Pull out all lines from the listing below in which the word "Driven" appears.
**** Data shown
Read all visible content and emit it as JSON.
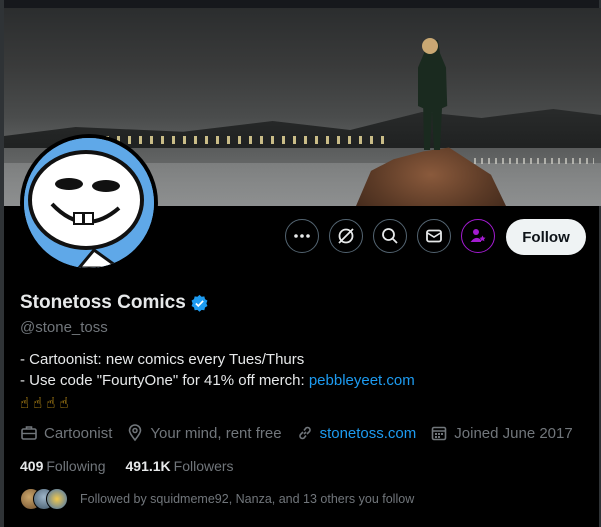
{
  "profile": {
    "name": "Stonetoss Comics",
    "handle": "@stone_toss",
    "bio_line1": "- Cartoonist: new comics every Tues/Thurs",
    "bio_line2_prefix": "- Use code \"FourtyOne\" for 41% off merch: ",
    "bio_link": "pebbleyeet.com",
    "emojis": [
      "☝",
      "☝",
      "☝",
      "☝"
    ],
    "verified": true
  },
  "meta": {
    "profession": "Cartoonist",
    "location": "Your mind, rent free",
    "website": "stonetoss.com",
    "joined": "Joined June 2017"
  },
  "stats": {
    "following_count": "409",
    "following_label": "Following",
    "followers_count": "491.1K",
    "followers_label": "Followers"
  },
  "followed_by": "Followed by squidmeme92, Nanza, and 13 others you follow",
  "actions": {
    "follow_label": "Follow",
    "icons": [
      "more-icon",
      "grok-icon",
      "search-icon",
      "message-icon",
      "subscribe-icon"
    ]
  },
  "colors": {
    "accent": "#1d9bf0",
    "subscribe": "#a31bd1",
    "verified": "#1d9bf0"
  }
}
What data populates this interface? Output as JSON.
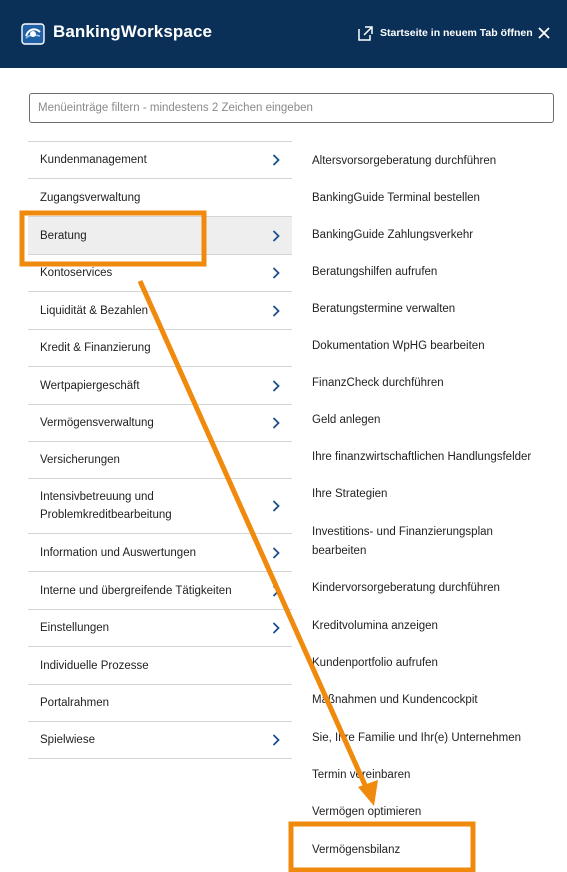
{
  "header": {
    "title": "BankingWorkspace",
    "open_new_tab": "Startseite in neuem Tab öffnen",
    "background": "#0a3058"
  },
  "filter": {
    "placeholder": "Menüeinträge filtern - mindestens 2 Zeichen eingeben",
    "value": ""
  },
  "left_menu": {
    "items": [
      {
        "label": "Kundenmanagement",
        "has_submenu": true
      },
      {
        "label": "Zugangsverwaltung",
        "has_submenu": false
      },
      {
        "label": "Beratung",
        "has_submenu": true,
        "selected": true
      },
      {
        "label": "Kontoservices",
        "has_submenu": true
      },
      {
        "label": "Liquidität & Bezahlen",
        "has_submenu": true
      },
      {
        "label": "Kredit & Finanzierung",
        "has_submenu": false
      },
      {
        "label": "Wertpapiergeschäft",
        "has_submenu": true
      },
      {
        "label": "Vermögensverwaltung",
        "has_submenu": true
      },
      {
        "label": "Versicherungen",
        "has_submenu": false
      },
      {
        "label": "Intensivbetreuung und Problemkreditbearbeitung",
        "has_submenu": true
      },
      {
        "label": "Information und Auswertungen",
        "has_submenu": true
      },
      {
        "label": "Interne und übergreifende Tätigkeiten",
        "has_submenu": true
      },
      {
        "label": "Einstellungen",
        "has_submenu": true
      },
      {
        "label": "Individuelle Prozesse",
        "has_submenu": false
      },
      {
        "label": "Portalrahmen",
        "has_submenu": false
      },
      {
        "label": "Spielwiese",
        "has_submenu": true
      }
    ]
  },
  "sub_menu": {
    "items": [
      "Altersvorsorgeberatung durchführen",
      "BankingGuide Terminal bestellen",
      "BankingGuide Zahlungsverkehr",
      "Beratungshilfen aufrufen",
      "Beratungstermine verwalten",
      "Dokumentation WpHG bearbeiten",
      "FinanzCheck durchführen",
      "Geld anlegen",
      "Ihre finanzwirtschaftlichen Handlungsfelder",
      "Ihre Strategien",
      "Investitions- und Finanzierungsplan bearbeiten",
      "Kindervorsorgeberatung durchführen",
      "Kreditvolumina anzeigen",
      "Kundenportfolio aufrufen",
      "Maßnahmen und Kundencockpit",
      "Sie, Ihre Familie und Ihr(e) Unternehmen",
      "Termin vereinbaren",
      "Vermögen optimieren",
      "Vermögensbilanz"
    ]
  },
  "annotation": {
    "highlight_color": "#f08a0c",
    "icons": [
      "highlight-box-beratung",
      "arrow",
      "highlight-box-vermoegensbilanz"
    ]
  }
}
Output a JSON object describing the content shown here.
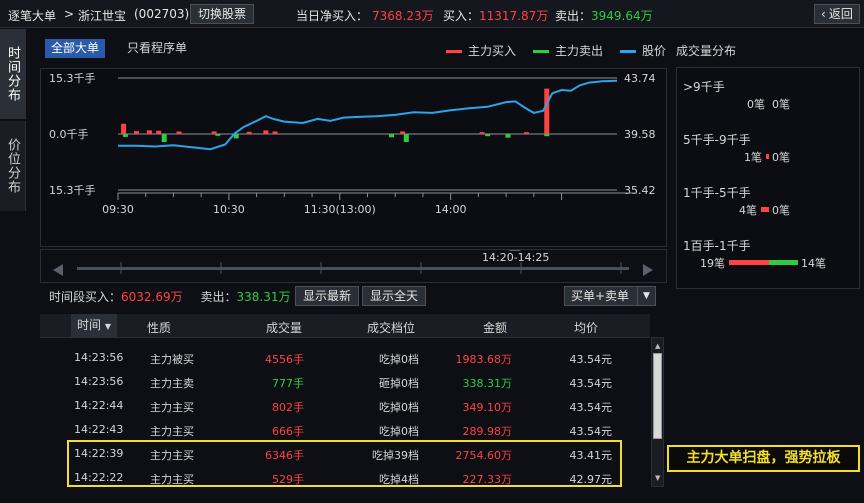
{
  "header": {
    "title": "逐笔大单",
    "crumb_sep": ">",
    "stock_name": "浙江世宝",
    "stock_code": "(002703)",
    "switch_button": "切换股票",
    "net_buy_label": "当日净买入：",
    "net_buy_value": "7368.23万",
    "buy_label": "买入：",
    "buy_value": "11317.87万",
    "sell_label": "卖出：",
    "sell_value": "3949.64万",
    "back_button": "返回"
  },
  "side_tabs": [
    {
      "label": "时间分布",
      "active": true
    },
    {
      "label": "价位分布",
      "active": false
    }
  ],
  "filters": {
    "all_big": "全部大单",
    "program_only": "只看程序单"
  },
  "legend": {
    "buy": "主力买入",
    "sell": "主力卖出",
    "price": "股价",
    "title": "成交量分布"
  },
  "colors": {
    "buy": "#ff4242",
    "sell": "#2ecc40",
    "price": "#2aa5ea",
    "highlight": "#f3df2a",
    "accent": "#2b5ba8"
  },
  "chart_data": {
    "type": "bar",
    "y_left_ticks": [
      "15.3千手",
      "0.0千手",
      "15.3千手"
    ],
    "y_right_ticks": [
      "43.74",
      "39.58",
      "35.42"
    ],
    "x_ticks": [
      "09:30",
      "10:30",
      "11:30(13:00)",
      "14:00"
    ],
    "price_range": [
      35.42,
      43.74
    ],
    "volume_range": [
      -15.3,
      15.3
    ],
    "price_series": {
      "name": "股价",
      "points": [
        [
          0,
          38.7
        ],
        [
          10,
          38.7
        ],
        [
          20,
          38.65
        ],
        [
          30,
          38.75
        ],
        [
          40,
          38.6
        ],
        [
          50,
          38.45
        ],
        [
          58,
          38.8
        ],
        [
          63,
          39.6
        ],
        [
          68,
          40.1
        ],
        [
          75,
          40.55
        ],
        [
          80,
          40.9
        ],
        [
          84,
          40.7
        ],
        [
          90,
          40.5
        ],
        [
          100,
          40.4
        ],
        [
          108,
          40.7
        ],
        [
          115,
          40.55
        ],
        [
          122,
          40.8
        ],
        [
          130,
          40.85
        ],
        [
          140,
          40.9
        ],
        [
          150,
          41.0
        ],
        [
          160,
          41.2
        ],
        [
          170,
          41.15
        ],
        [
          180,
          41.35
        ],
        [
          190,
          41.5
        ],
        [
          200,
          41.6
        ],
        [
          210,
          41.95
        ],
        [
          215,
          42.0
        ],
        [
          220,
          41.55
        ],
        [
          225,
          41.15
        ],
        [
          230,
          41.3
        ],
        [
          235,
          42.6
        ],
        [
          240,
          42.85
        ],
        [
          245,
          42.8
        ],
        [
          250,
          43.2
        ],
        [
          255,
          43.4
        ],
        [
          262,
          43.5
        ],
        [
          270,
          43.54
        ]
      ]
    },
    "buy_bars": [
      [
        3,
        2.8
      ],
      [
        10,
        0.8
      ],
      [
        17,
        1.0
      ],
      [
        22,
        0.9
      ],
      [
        33,
        0.7
      ],
      [
        52,
        0.7
      ],
      [
        71,
        0.6
      ],
      [
        80,
        1.0
      ],
      [
        85,
        0.7
      ],
      [
        154,
        0.7
      ],
      [
        197,
        0.5
      ],
      [
        221,
        0.5
      ],
      [
        232,
        12.4
      ]
    ],
    "sell_bars": [
      [
        4,
        -0.8
      ],
      [
        25,
        -2.2
      ],
      [
        54,
        -0.5
      ],
      [
        64,
        -1.2
      ],
      [
        148,
        -0.9
      ],
      [
        156,
        -2.2
      ],
      [
        200,
        -0.6
      ],
      [
        211,
        -1.0
      ],
      [
        232,
        -0.6
      ]
    ]
  },
  "range_label": "14:20-14:25",
  "stats": {
    "period_buy_label": "时间段买入：",
    "period_buy_value": "6032.69万",
    "period_sell_label": "卖出：",
    "period_sell_value": "338.31万",
    "show_latest": "显示最新",
    "show_all": "显示全天",
    "dropdown_value": "买单+卖单"
  },
  "table": {
    "columns": [
      "时间",
      "性质",
      "成交量",
      "成交档位",
      "金额",
      "均价"
    ],
    "rows": [
      {
        "time": "14:23:56",
        "type": "主力被买",
        "volume": "4556手",
        "level": "吃掉0档",
        "amount": "1983.68万",
        "avg": "43.54元",
        "color": "red"
      },
      {
        "time": "14:23:56",
        "type": "主力主卖",
        "volume": "777手",
        "level": "砸掉0档",
        "amount": "338.31万",
        "avg": "43.54元",
        "color": "green"
      },
      {
        "time": "14:22:44",
        "type": "主力主买",
        "volume": "802手",
        "level": "吃掉0档",
        "amount": "349.10万",
        "avg": "43.54元",
        "color": "red"
      },
      {
        "time": "14:22:43",
        "type": "主力主买",
        "volume": "666手",
        "level": "吃掉0档",
        "amount": "289.98万",
        "avg": "43.54元",
        "color": "red"
      },
      {
        "time": "14:22:39",
        "type": "主力主买",
        "volume": "6346手",
        "level": "吃掉39档",
        "amount": "2754.60万",
        "avg": "43.41元",
        "color": "red"
      },
      {
        "time": "14:22:22",
        "type": "主力主买",
        "volume": "529手",
        "level": "吃掉4档",
        "amount": "227.33万",
        "avg": "42.97元",
        "color": "red"
      }
    ]
  },
  "callout": "主力大单扫盘，强势拉板",
  "size_dist": [
    {
      "label": ">9千手",
      "buy": "0笔",
      "sell": "0笔",
      "buy_n": 0,
      "sell_n": 0
    },
    {
      "label": "5千手-9千手",
      "buy": "1笔",
      "sell": "0笔",
      "buy_n": 1,
      "sell_n": 0
    },
    {
      "label": "1千手-5千手",
      "buy": "4笔",
      "sell": "0笔",
      "buy_n": 4,
      "sell_n": 0
    },
    {
      "label": "1百手-1千手",
      "buy": "19笔",
      "sell": "14笔",
      "buy_n": 19,
      "sell_n": 14
    }
  ]
}
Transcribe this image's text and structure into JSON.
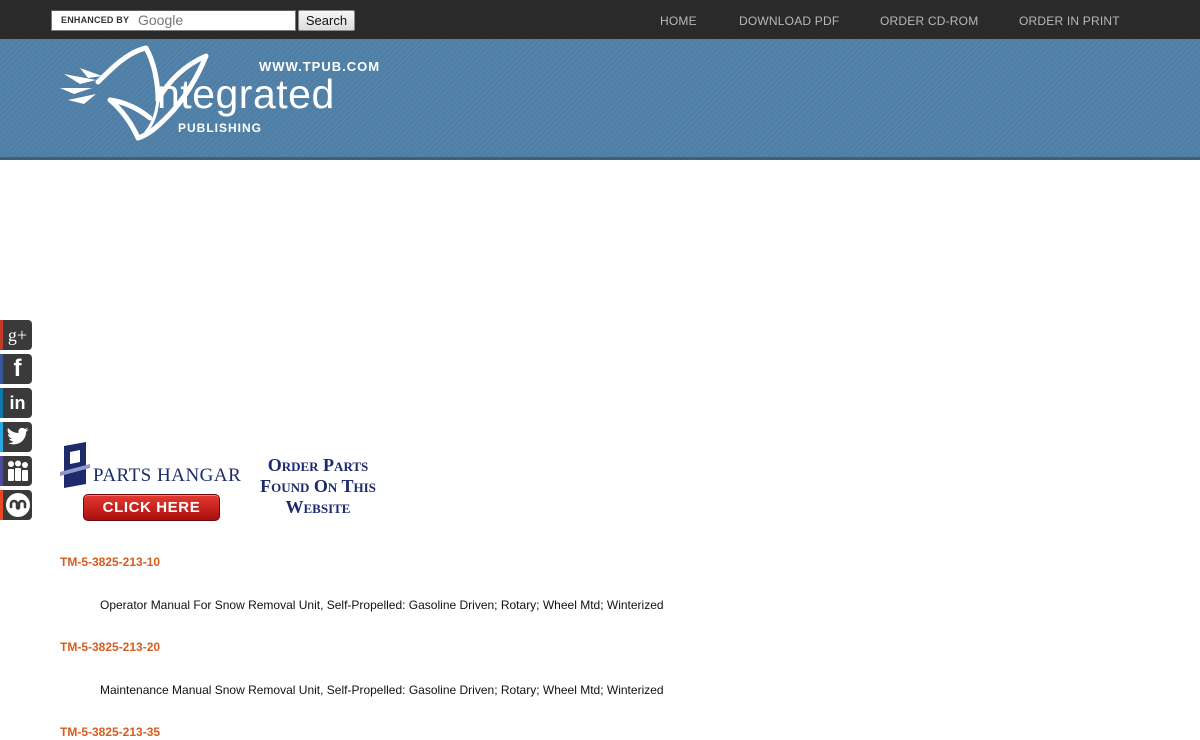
{
  "search": {
    "enhanced_label": "ENHANCED BY",
    "google_label": "Google",
    "button_label": "Search",
    "value": ""
  },
  "nav": {
    "items": [
      {
        "label": "HOME"
      },
      {
        "label": "DOWNLOAD PDF"
      },
      {
        "label": "ORDER CD-ROM"
      },
      {
        "label": "ORDER IN PRINT"
      }
    ]
  },
  "logo": {
    "url": "WWW.TPUB.COM",
    "name": "ntegrated",
    "sub": "PUBLISHING"
  },
  "social": {
    "items": [
      {
        "icon": "google-plus-icon",
        "glyph": "g+"
      },
      {
        "icon": "facebook-icon",
        "glyph": "f"
      },
      {
        "icon": "linkedin-icon",
        "glyph": "in"
      },
      {
        "icon": "twitter-icon",
        "glyph": ""
      },
      {
        "icon": "myspace-icon",
        "glyph": ""
      },
      {
        "icon": "stumbleupon-icon",
        "glyph": ""
      }
    ]
  },
  "ad": {
    "name": "PARTS HANGAR",
    "button": "CLICK HERE",
    "line1": "Order Parts",
    "line2": "Found On This",
    "line3": "Website"
  },
  "manuals": [
    {
      "code": "TM-5-3825-213-10",
      "description": "Operator Manual For Snow Removal Unit, Self-Propelled: Gasoline Driven; Rotary; Wheel Mtd; Winterized"
    },
    {
      "code": "TM-5-3825-213-20",
      "description": "Maintenance Manual Snow Removal Unit, Self-Propelled: Gasoline Driven; Rotary; Wheel Mtd; Winterized"
    },
    {
      "code": "TM-5-3825-213-35",
      "description": ""
    }
  ],
  "colors": {
    "topbar": "#2a2a2a",
    "banner": "#4f7fa6",
    "link": "#d95c1d",
    "ad_text": "#1d2a6b"
  }
}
********
→ **Correct response**:
      "description": "Operator Manual For Snow Removal Unit, Self-Propelled: Gasoline Driven; Rotary; Wheel Mtd; Winterized"
      "description": "Maintenance Manual Snow Removal Unit, Self-Propelled: Gasoline Driven; Rotary; Wheel Mtd; Winterized"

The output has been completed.